Copy out each line in the material below that has the word "Output".

----- Dataset rows

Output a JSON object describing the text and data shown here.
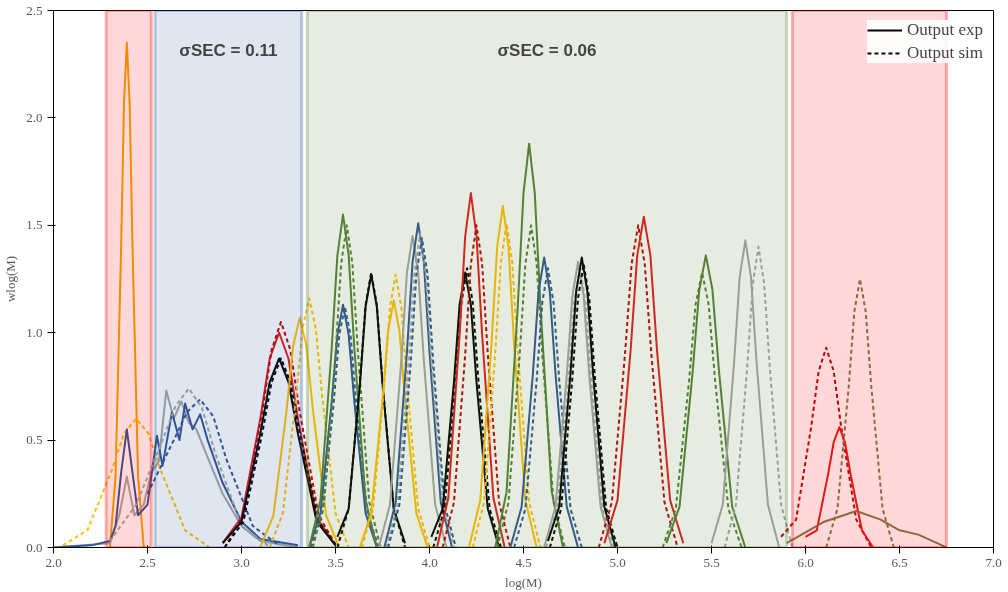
{
  "chart_data": {
    "type": "line",
    "xlabel": "log(M)",
    "ylabel": "wlog(M)",
    "xlim": [
      2.0,
      7.0
    ],
    "ylim": [
      0,
      2.5
    ],
    "xticks": [
      {
        "value": 2.0,
        "label": "2.0"
      },
      {
        "value": 2.5,
        "label": "2.5"
      },
      {
        "value": 3.0,
        "label": "3.0"
      },
      {
        "value": 3.5,
        "label": "3.5"
      },
      {
        "value": 4.0,
        "label": "4.0"
      },
      {
        "value": 4.5,
        "label": "4.5"
      },
      {
        "value": 5.0,
        "label": "5.0"
      },
      {
        "value": 5.5,
        "label": "5.5"
      },
      {
        "value": 6.0,
        "label": "6.0"
      },
      {
        "value": 6.5,
        "label": "6.5"
      },
      {
        "value": 7.0,
        "label": "7.0"
      }
    ],
    "yticks": [
      {
        "value": 0,
        "label": "0.0"
      },
      {
        "value": 0.5,
        "label": "0.5"
      },
      {
        "value": 1.0,
        "label": "1.0"
      },
      {
        "value": 1.5,
        "label": "1.5"
      },
      {
        "value": 2.0,
        "label": "2.0"
      },
      {
        "value": 2.5,
        "label": "2.5"
      }
    ],
    "grid": false,
    "legend": "top right",
    "bands": [
      {
        "axis": "x",
        "from": 2.28,
        "to": 2.52,
        "label": null,
        "color": "#ff0000"
      },
      {
        "axis": "x",
        "from": 2.54,
        "to": 3.32,
        "label": "σSEC = 0.11",
        "color": "#2f5597"
      },
      {
        "axis": "x",
        "from": 3.35,
        "to": 5.9,
        "label": "σSEC = 0.06",
        "color": "#548235"
      },
      {
        "axis": "x",
        "from": 5.93,
        "to": 6.75,
        "label": null,
        "color": "#ff0000"
      }
    ],
    "series": [
      {
        "color": "#f4a300",
        "line_style": "solid",
        "x": [
          2.3,
          2.33,
          2.36,
          2.375,
          2.39,
          2.405,
          2.42,
          2.45,
          2.48
        ],
        "values": [
          0,
          0.33,
          1.41,
          2.07,
          2.35,
          2.07,
          1.41,
          0.33,
          0
        ]
      },
      {
        "color": "#a6a6a6",
        "line_style": "solid",
        "x": [
          2.0,
          2.3,
          2.35,
          2.39,
          2.43,
          2.48,
          2.52,
          2.56,
          2.6,
          2.64,
          2.68,
          2.72,
          2.76,
          2.82,
          2.9,
          3.0,
          3.1,
          3.3
        ],
        "values": [
          0,
          0.02,
          0.15,
          0.33,
          0.15,
          0.2,
          0.35,
          0.4,
          0.73,
          0.6,
          0.68,
          0.58,
          0.55,
          0.42,
          0.25,
          0.1,
          0.03,
          0
        ]
      },
      {
        "color": "#ffc000",
        "line_style": "dashed",
        "x": [
          2.05,
          2.18,
          2.31,
          2.375,
          2.44,
          2.505,
          2.57,
          2.7,
          2.83
        ],
        "values": [
          0.01,
          0.08,
          0.36,
          0.53,
          0.6,
          0.53,
          0.36,
          0.08,
          0
        ]
      },
      {
        "color": "#2f5597",
        "line_style": "dashed",
        "x": [
          2.5,
          2.64,
          2.71,
          2.78,
          2.85,
          2.92,
          3.06,
          3.2
        ],
        "values": [
          0.25,
          0.5,
          0.63,
          0.69,
          0.61,
          0.41,
          0.1,
          0.01
        ]
      },
      {
        "color": "#2f5597",
        "line_style": "solid",
        "x": [
          2.0,
          2.2,
          2.3,
          2.33,
          2.36,
          2.39,
          2.42,
          2.45,
          2.5,
          2.55,
          2.58,
          2.63,
          2.67,
          2.7,
          2.74,
          2.78,
          2.82,
          2.9,
          3.0,
          3.1,
          3.3
        ],
        "values": [
          0,
          0.01,
          0.03,
          0.1,
          0.35,
          0.55,
          0.35,
          0.15,
          0.2,
          0.52,
          0.38,
          0.63,
          0.5,
          0.67,
          0.55,
          0.62,
          0.5,
          0.3,
          0.12,
          0.04,
          0.01
        ]
      },
      {
        "color": "#a6a6a6",
        "line_style": "dashed",
        "x": [
          2.3,
          2.44,
          2.58,
          2.65,
          2.72,
          2.79,
          2.86,
          3.0,
          3.14
        ],
        "values": [
          0.03,
          0.2,
          0.5,
          0.66,
          0.74,
          0.65,
          0.44,
          0.1,
          0.01
        ]
      },
      {
        "color": "#e31a1c",
        "line_style": "solid",
        "x": [
          2.9,
          3.0,
          3.1,
          3.15,
          3.2,
          3.25,
          3.3,
          3.4,
          3.5
        ],
        "values": [
          0.02,
          0.14,
          0.6,
          0.88,
          1.0,
          0.88,
          0.6,
          0.14,
          0.01
        ]
      },
      {
        "color": "#c00000",
        "line_style": "dashed",
        "x": [
          2.91,
          3.01,
          3.11,
          3.16,
          3.21,
          3.26,
          3.31,
          3.41,
          3.51
        ],
        "values": [
          0,
          0.15,
          0.63,
          0.92,
          1.05,
          0.92,
          0.63,
          0.15,
          0
        ]
      },
      {
        "name": "Output exp",
        "color": "#000000",
        "line_style": "solid",
        "x": [
          2.9,
          3.0,
          3.1,
          3.15,
          3.2,
          3.25,
          3.3,
          3.4,
          3.5
        ],
        "values": [
          0.02,
          0.12,
          0.53,
          0.77,
          0.88,
          0.77,
          0.53,
          0.12,
          0.01
        ]
      },
      {
        "name": "Output sim",
        "color": "#000000",
        "line_style": "dashed",
        "x": [
          2.91,
          3.01,
          3.11,
          3.16,
          3.21,
          3.26,
          3.31,
          3.41,
          3.51
        ],
        "values": [
          0,
          0.12,
          0.53,
          0.77,
          0.88,
          0.77,
          0.53,
          0.12,
          0
        ]
      },
      {
        "color": "#ffc000",
        "line_style": "solid",
        "x": [
          3.1,
          3.17,
          3.24,
          3.275,
          3.31,
          3.345,
          3.38,
          3.45,
          3.52
        ],
        "values": [
          0,
          0.15,
          0.64,
          0.94,
          1.07,
          0.94,
          0.64,
          0.15,
          0
        ]
      },
      {
        "color": "#ffc000",
        "line_style": "dashed",
        "x": [
          3.15,
          3.22,
          3.29,
          3.325,
          3.36,
          3.395,
          3.43,
          3.5,
          3.57
        ],
        "values": [
          0,
          0.16,
          0.7,
          1.02,
          1.16,
          1.02,
          0.7,
          0.16,
          0
        ]
      },
      {
        "color": "#2f5597",
        "line_style": "solid",
        "x": [
          3.36,
          3.42,
          3.48,
          3.51,
          3.54,
          3.57,
          3.6,
          3.66,
          3.72
        ],
        "values": [
          0,
          0.16,
          0.68,
          0.99,
          1.13,
          0.99,
          0.68,
          0.16,
          0
        ]
      },
      {
        "color": "#2f5597",
        "line_style": "dashed",
        "x": [
          3.37,
          3.43,
          3.49,
          3.52,
          3.55,
          3.58,
          3.61,
          3.67,
          3.73
        ],
        "values": [
          0,
          0.16,
          0.67,
          0.99,
          1.12,
          0.99,
          0.67,
          0.16,
          0
        ]
      },
      {
        "color": "#548235",
        "line_style": "solid",
        "x": [
          3.36,
          3.42,
          3.48,
          3.51,
          3.54,
          3.57,
          3.6,
          3.66,
          3.72
        ],
        "values": [
          0,
          0.22,
          0.93,
          1.36,
          1.55,
          1.36,
          0.93,
          0.22,
          0
        ]
      },
      {
        "color": "#548235",
        "line_style": "dashed",
        "x": [
          3.38,
          3.44,
          3.5,
          3.53,
          3.56,
          3.59,
          3.62,
          3.68,
          3.74
        ],
        "values": [
          0,
          0.21,
          0.9,
          1.32,
          1.5,
          1.32,
          0.9,
          0.21,
          0
        ]
      },
      {
        "color": "#000000",
        "line_style": "solid",
        "x": [
          3.51,
          3.57,
          3.63,
          3.66,
          3.69,
          3.72,
          3.75,
          3.81,
          3.87
        ],
        "values": [
          0.05,
          0.18,
          0.76,
          1.12,
          1.27,
          1.12,
          0.76,
          0.18,
          0.02
        ]
      },
      {
        "color": "#000000",
        "line_style": "dashed",
        "x": [
          3.51,
          3.57,
          3.63,
          3.66,
          3.69,
          3.72,
          3.75,
          3.81,
          3.87
        ],
        "values": [
          0,
          0.18,
          0.77,
          1.13,
          1.28,
          1.13,
          0.77,
          0.18,
          0
        ]
      },
      {
        "color": "#ffc000",
        "line_style": "solid",
        "x": [
          3.63,
          3.69,
          3.75,
          3.78,
          3.81,
          3.84,
          3.87,
          3.93,
          3.99
        ],
        "values": [
          0,
          0.16,
          0.69,
          1.01,
          1.15,
          1.01,
          0.69,
          0.16,
          0
        ]
      },
      {
        "color": "#ffc000",
        "line_style": "dashed",
        "x": [
          3.64,
          3.7,
          3.76,
          3.79,
          3.82,
          3.85,
          3.88,
          3.94,
          4.0
        ],
        "values": [
          0,
          0.18,
          0.76,
          1.12,
          1.27,
          1.12,
          0.76,
          0.18,
          0
        ]
      },
      {
        "color": "#a6a6a6",
        "line_style": "solid",
        "x": [
          3.73,
          3.79,
          3.85,
          3.88,
          3.91,
          3.94,
          3.97,
          4.03,
          4.09
        ],
        "values": [
          0,
          0.2,
          0.87,
          1.28,
          1.45,
          1.28,
          0.87,
          0.2,
          0
        ]
      },
      {
        "color": "#2f5597",
        "line_style": "solid",
        "x": [
          3.76,
          3.82,
          3.88,
          3.91,
          3.94,
          3.97,
          4.0,
          4.06,
          4.12
        ],
        "values": [
          0,
          0.21,
          0.91,
          1.33,
          1.51,
          1.33,
          0.91,
          0.21,
          0
        ]
      },
      {
        "color": "#a6a6a6",
        "line_style": "dashed",
        "x": [
          3.77,
          3.83,
          3.89,
          3.92,
          3.95,
          3.98,
          4.01,
          4.07,
          4.13
        ],
        "values": [
          0,
          0.2,
          0.88,
          1.28,
          1.46,
          1.28,
          0.88,
          0.2,
          0
        ]
      },
      {
        "color": "#2f5597",
        "line_style": "dashed",
        "x": [
          3.78,
          3.84,
          3.9,
          3.93,
          3.96,
          3.99,
          4.02,
          4.08,
          4.14
        ],
        "values": [
          0,
          0.2,
          0.86,
          1.27,
          1.44,
          1.27,
          0.86,
          0.2,
          0
        ]
      },
      {
        "color": "#000000",
        "line_style": "solid",
        "x": [
          4.01,
          4.07,
          4.13,
          4.16,
          4.19,
          4.22,
          4.25,
          4.31,
          4.37
        ],
        "values": [
          0.05,
          0.18,
          0.77,
          1.13,
          1.28,
          1.13,
          0.77,
          0.18,
          0
        ]
      },
      {
        "color": "#000000",
        "line_style": "dashed",
        "x": [
          4.02,
          4.08,
          4.14,
          4.17,
          4.2,
          4.23,
          4.26,
          4.32,
          4.38
        ],
        "values": [
          0,
          0.18,
          0.78,
          1.14,
          1.3,
          1.14,
          0.78,
          0.18,
          0
        ]
      },
      {
        "color": "#e31a1c",
        "line_style": "solid",
        "x": [
          4.04,
          4.1,
          4.16,
          4.19,
          4.22,
          4.25,
          4.28,
          4.34,
          4.4
        ],
        "values": [
          0,
          0.23,
          0.99,
          1.45,
          1.65,
          1.45,
          0.99,
          0.23,
          0
        ]
      },
      {
        "color": "#c00000",
        "line_style": "dashed",
        "x": [
          4.07,
          4.13,
          4.19,
          4.22,
          4.25,
          4.28,
          4.31,
          4.37,
          4.43
        ],
        "values": [
          0,
          0.21,
          0.9,
          1.32,
          1.5,
          1.32,
          0.9,
          0.21,
          0
        ]
      },
      {
        "color": "#ffc000",
        "line_style": "solid",
        "x": [
          4.21,
          4.27,
          4.33,
          4.36,
          4.39,
          4.42,
          4.45,
          4.51,
          4.57
        ],
        "values": [
          0,
          0.22,
          0.95,
          1.4,
          1.59,
          1.4,
          0.95,
          0.22,
          0
        ]
      },
      {
        "color": "#ffc000",
        "line_style": "dashed",
        "x": [
          4.23,
          4.29,
          4.35,
          4.38,
          4.41,
          4.44,
          4.47,
          4.53,
          4.59
        ],
        "values": [
          0,
          0.21,
          0.91,
          1.33,
          1.51,
          1.33,
          0.91,
          0.21,
          0
        ]
      },
      {
        "color": "#548235",
        "line_style": "solid",
        "x": [
          4.35,
          4.41,
          4.47,
          4.5,
          4.53,
          4.56,
          4.59,
          4.65,
          4.71
        ],
        "values": [
          0,
          0.26,
          1.13,
          1.65,
          1.88,
          1.65,
          1.13,
          0.26,
          0
        ]
      },
      {
        "color": "#548235",
        "line_style": "dashed",
        "x": [
          4.36,
          4.42,
          4.48,
          4.51,
          4.54,
          4.57,
          4.6,
          4.66,
          4.72
        ],
        "values": [
          0,
          0.21,
          0.9,
          1.32,
          1.5,
          1.32,
          0.9,
          0.21,
          0
        ]
      },
      {
        "color": "#2f5597",
        "line_style": "solid",
        "x": [
          4.43,
          4.49,
          4.55,
          4.58,
          4.61,
          4.64,
          4.67,
          4.73,
          4.79
        ],
        "values": [
          0,
          0.19,
          0.81,
          1.19,
          1.35,
          1.19,
          0.81,
          0.19,
          0
        ]
      },
      {
        "color": "#2f5597",
        "line_style": "dashed",
        "x": [
          4.45,
          4.51,
          4.57,
          4.6,
          4.63,
          4.66,
          4.69,
          4.75,
          4.81
        ],
        "values": [
          0,
          0.18,
          0.78,
          1.14,
          1.3,
          1.14,
          0.78,
          0.18,
          0
        ]
      },
      {
        "color": "#a6a6a6",
        "line_style": "solid",
        "x": [
          4.61,
          4.67,
          4.73,
          4.76,
          4.79,
          4.82,
          4.85,
          4.91,
          4.97
        ],
        "values": [
          0,
          0.19,
          0.8,
          1.17,
          1.33,
          1.17,
          0.8,
          0.19,
          0
        ]
      },
      {
        "color": "#a6a6a6",
        "line_style": "dashed",
        "x": [
          4.62,
          4.68,
          4.74,
          4.77,
          4.8,
          4.83,
          4.86,
          4.92,
          4.98
        ],
        "values": [
          0,
          0.18,
          0.78,
          1.14,
          1.3,
          1.14,
          0.78,
          0.18,
          0
        ]
      },
      {
        "color": "#000000",
        "line_style": "solid",
        "x": [
          4.63,
          4.69,
          4.75,
          4.78,
          4.81,
          4.84,
          4.87,
          4.93,
          4.99
        ],
        "values": [
          0.03,
          0.19,
          0.81,
          1.19,
          1.35,
          1.19,
          0.81,
          0.19,
          0
        ]
      },
      {
        "color": "#000000",
        "line_style": "dashed",
        "x": [
          4.64,
          4.7,
          4.76,
          4.79,
          4.82,
          4.85,
          4.88,
          4.94,
          5.0
        ],
        "values": [
          0,
          0.18,
          0.79,
          1.16,
          1.32,
          1.16,
          0.79,
          0.18,
          0
        ]
      },
      {
        "color": "#c00000",
        "line_style": "dashed",
        "x": [
          4.9,
          4.97,
          5.04,
          5.075,
          5.11,
          5.145,
          5.18,
          5.25,
          5.32
        ],
        "values": [
          0,
          0.21,
          0.9,
          1.32,
          1.5,
          1.32,
          0.9,
          0.21,
          0
        ]
      },
      {
        "color": "#e31a1c",
        "line_style": "solid",
        "x": [
          4.93,
          5.0,
          5.07,
          5.105,
          5.14,
          5.175,
          5.21,
          5.28,
          5.35
        ],
        "values": [
          0.02,
          0.22,
          0.92,
          1.36,
          1.54,
          1.36,
          0.92,
          0.22,
          0.02
        ]
      },
      {
        "color": "#548235",
        "line_style": "dashed",
        "x": [
          5.24,
          5.31,
          5.38,
          5.415,
          5.45,
          5.485,
          5.52,
          5.59,
          5.66
        ],
        "values": [
          0,
          0.18,
          0.77,
          1.13,
          1.28,
          1.13,
          0.77,
          0.18,
          0
        ]
      },
      {
        "color": "#548235",
        "line_style": "solid",
        "x": [
          5.26,
          5.33,
          5.4,
          5.435,
          5.47,
          5.505,
          5.54,
          5.61,
          5.68
        ],
        "values": [
          0.02,
          0.19,
          0.82,
          1.2,
          1.36,
          1.2,
          0.82,
          0.19,
          0
        ]
      },
      {
        "color": "#a6a6a6",
        "line_style": "solid",
        "x": [
          5.5,
          5.56,
          5.62,
          5.65,
          5.68,
          5.71,
          5.74,
          5.8,
          5.86
        ],
        "values": [
          0.02,
          0.2,
          0.86,
          1.26,
          1.43,
          1.26,
          0.86,
          0.2,
          0
        ]
      },
      {
        "color": "#a6a6a6",
        "line_style": "dashed",
        "x": [
          5.57,
          5.63,
          5.69,
          5.72,
          5.75,
          5.78,
          5.81,
          5.87,
          5.93
        ],
        "values": [
          0,
          0.2,
          0.84,
          1.23,
          1.4,
          1.23,
          0.84,
          0.2,
          0
        ]
      },
      {
        "color": "#c00000",
        "line_style": "dashed",
        "x": [
          5.87,
          5.95,
          6.03,
          6.07,
          6.11,
          6.15,
          6.19,
          6.27,
          6.35
        ],
        "values": [
          0.05,
          0.13,
          0.56,
          0.82,
          0.93,
          0.82,
          0.56,
          0.13,
          0
        ]
      },
      {
        "color": "#e31a1c",
        "line_style": "solid",
        "x": [
          6.0,
          6.06,
          6.12,
          6.15,
          6.18,
          6.21,
          6.24,
          6.3,
          6.36
        ],
        "values": [
          0.05,
          0.08,
          0.34,
          0.49,
          0.56,
          0.49,
          0.34,
          0.08,
          0
        ]
      },
      {
        "color": "#847548",
        "line_style": "dashed",
        "x": [
          6.11,
          6.17,
          6.23,
          6.26,
          6.29,
          6.32,
          6.35,
          6.41,
          6.47
        ],
        "values": [
          0,
          0.18,
          0.75,
          1.1,
          1.25,
          1.1,
          0.75,
          0.18,
          0
        ]
      },
      {
        "color": "#847548",
        "line_style": "solid",
        "x": [
          5.9,
          6.0,
          6.1,
          6.27,
          6.4,
          6.5,
          6.6,
          6.7,
          6.75
        ],
        "values": [
          0.02,
          0.07,
          0.12,
          0.17,
          0.13,
          0.08,
          0.06,
          0.02,
          0
        ]
      }
    ]
  }
}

----------

- Exercise solution
Output a JSON object describing the text and data shown here.
        "name": "Output exp",
        "name": "Output sim",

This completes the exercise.